Subdistrict of Tianjin, China

Shuanghuancun Subdistrict (双环邨街道 (Shuānghuáncūn Jiēdào, 雙環邨街道)) is a subdistrict located in the southern part of Beichen District, Tianjin, China. It is located to the south and west of Tianmu Town, east of Jiarongli Subdistrict, and southeast of Ruijing Subdistrict. It is home to a population of 35,348 as of 2010.

The subdistrict used to be part of Hongqiao District. In 2020, it was transferred to the current Beichen District. Its name literally translates to "Two Ring Village".

===

**Task instructions:** Reproduce word for word the part of the passage on Shuanghuancun Subdistrict that opens with the words containing "Shuanghuancun Subdistrict (双环邨街道" and closes with "as of 2010.".

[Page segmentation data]
===

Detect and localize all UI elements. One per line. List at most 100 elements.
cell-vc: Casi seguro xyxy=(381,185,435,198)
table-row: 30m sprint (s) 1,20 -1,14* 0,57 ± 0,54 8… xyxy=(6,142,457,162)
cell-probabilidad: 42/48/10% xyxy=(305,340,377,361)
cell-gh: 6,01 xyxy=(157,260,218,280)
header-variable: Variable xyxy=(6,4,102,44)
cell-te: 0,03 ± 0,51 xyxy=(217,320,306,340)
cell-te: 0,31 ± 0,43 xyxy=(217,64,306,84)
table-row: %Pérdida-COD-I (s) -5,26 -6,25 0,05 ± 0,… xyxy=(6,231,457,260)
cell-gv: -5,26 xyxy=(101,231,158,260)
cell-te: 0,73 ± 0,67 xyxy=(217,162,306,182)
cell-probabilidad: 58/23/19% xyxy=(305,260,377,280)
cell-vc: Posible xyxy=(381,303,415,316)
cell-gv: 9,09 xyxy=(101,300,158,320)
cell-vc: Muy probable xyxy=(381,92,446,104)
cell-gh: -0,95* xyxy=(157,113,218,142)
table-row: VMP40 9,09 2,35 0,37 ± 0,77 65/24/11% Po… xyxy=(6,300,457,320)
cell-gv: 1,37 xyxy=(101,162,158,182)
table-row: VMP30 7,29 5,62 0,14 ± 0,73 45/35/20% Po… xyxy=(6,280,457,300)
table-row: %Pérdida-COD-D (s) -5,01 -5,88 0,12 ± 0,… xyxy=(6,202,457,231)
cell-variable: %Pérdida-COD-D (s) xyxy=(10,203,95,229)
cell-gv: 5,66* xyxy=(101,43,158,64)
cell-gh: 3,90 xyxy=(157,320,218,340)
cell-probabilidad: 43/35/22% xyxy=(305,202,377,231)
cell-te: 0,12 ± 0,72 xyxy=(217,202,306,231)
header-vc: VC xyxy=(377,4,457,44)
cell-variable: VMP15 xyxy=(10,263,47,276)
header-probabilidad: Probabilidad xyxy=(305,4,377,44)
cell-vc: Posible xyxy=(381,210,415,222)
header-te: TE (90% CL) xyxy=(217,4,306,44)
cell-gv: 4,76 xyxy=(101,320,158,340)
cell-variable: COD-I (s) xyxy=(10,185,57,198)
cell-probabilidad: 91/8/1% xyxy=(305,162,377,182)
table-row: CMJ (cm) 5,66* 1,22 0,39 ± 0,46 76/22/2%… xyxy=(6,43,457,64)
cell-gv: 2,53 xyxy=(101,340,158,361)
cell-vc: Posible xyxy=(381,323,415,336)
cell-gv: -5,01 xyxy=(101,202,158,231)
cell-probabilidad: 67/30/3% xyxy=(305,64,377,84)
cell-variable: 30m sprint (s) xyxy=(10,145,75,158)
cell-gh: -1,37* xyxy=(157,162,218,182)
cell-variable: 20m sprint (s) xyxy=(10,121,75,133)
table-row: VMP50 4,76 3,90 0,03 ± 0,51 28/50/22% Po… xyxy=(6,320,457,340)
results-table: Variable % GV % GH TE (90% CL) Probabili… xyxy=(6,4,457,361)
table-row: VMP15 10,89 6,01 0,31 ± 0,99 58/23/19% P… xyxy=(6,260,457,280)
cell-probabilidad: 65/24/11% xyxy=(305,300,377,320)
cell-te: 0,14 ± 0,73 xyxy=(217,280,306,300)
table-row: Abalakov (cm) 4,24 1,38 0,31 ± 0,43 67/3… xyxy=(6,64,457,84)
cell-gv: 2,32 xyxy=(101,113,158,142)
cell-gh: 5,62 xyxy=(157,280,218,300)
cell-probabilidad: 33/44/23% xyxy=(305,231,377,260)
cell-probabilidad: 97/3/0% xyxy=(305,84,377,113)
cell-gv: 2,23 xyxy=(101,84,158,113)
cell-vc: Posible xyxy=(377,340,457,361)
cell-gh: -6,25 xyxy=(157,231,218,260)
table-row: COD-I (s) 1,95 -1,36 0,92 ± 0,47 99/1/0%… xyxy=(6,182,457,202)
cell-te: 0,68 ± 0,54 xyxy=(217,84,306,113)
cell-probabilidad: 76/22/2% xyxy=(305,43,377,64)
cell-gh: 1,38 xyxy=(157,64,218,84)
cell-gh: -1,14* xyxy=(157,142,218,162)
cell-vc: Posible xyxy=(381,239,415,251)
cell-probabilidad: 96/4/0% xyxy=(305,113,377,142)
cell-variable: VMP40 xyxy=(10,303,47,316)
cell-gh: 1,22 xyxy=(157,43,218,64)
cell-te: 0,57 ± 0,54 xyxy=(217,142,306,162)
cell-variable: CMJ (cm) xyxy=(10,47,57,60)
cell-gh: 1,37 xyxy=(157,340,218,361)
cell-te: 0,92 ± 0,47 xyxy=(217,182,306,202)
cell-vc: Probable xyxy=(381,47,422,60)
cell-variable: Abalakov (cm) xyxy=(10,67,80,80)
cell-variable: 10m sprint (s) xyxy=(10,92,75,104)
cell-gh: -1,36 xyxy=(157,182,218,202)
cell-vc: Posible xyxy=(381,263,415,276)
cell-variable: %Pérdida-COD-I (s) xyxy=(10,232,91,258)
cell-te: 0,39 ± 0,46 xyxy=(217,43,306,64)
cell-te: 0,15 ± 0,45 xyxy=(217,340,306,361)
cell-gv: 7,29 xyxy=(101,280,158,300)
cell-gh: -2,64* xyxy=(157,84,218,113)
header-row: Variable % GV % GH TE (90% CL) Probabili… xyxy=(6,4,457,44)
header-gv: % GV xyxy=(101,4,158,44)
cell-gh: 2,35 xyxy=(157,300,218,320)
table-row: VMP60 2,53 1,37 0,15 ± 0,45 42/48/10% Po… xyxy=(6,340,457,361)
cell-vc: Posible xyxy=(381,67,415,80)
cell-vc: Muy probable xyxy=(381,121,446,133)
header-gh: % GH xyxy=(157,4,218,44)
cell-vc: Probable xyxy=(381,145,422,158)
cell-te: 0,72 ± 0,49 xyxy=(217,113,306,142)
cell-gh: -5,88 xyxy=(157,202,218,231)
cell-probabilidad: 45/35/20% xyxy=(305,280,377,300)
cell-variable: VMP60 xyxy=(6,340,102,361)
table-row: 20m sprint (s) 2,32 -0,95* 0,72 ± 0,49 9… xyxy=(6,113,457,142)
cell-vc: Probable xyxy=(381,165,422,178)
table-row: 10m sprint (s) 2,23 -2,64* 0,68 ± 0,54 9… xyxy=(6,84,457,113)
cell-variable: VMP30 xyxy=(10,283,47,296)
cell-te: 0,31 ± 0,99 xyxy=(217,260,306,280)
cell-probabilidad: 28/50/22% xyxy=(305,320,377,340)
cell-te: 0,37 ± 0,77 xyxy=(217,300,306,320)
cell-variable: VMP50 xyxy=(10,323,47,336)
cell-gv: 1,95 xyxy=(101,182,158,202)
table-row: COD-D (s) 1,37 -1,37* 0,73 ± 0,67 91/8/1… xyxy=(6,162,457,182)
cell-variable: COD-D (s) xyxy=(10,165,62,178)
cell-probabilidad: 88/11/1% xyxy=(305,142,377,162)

===

**Solution for this exercise:**
Shuanghuancun Subdistrict (双环邨街道 (Shuānghuáncūn Jiēdào, 雙環邨街道)) is a subdistrict located in the southern part of Beichen District, Tianjin, China. It is located to the south and west of Tianmu Town, east of Jiarongli Subdistrict, and southeast of Ruijing Subdistrict. It is home to a population of 35,348 as of 2010.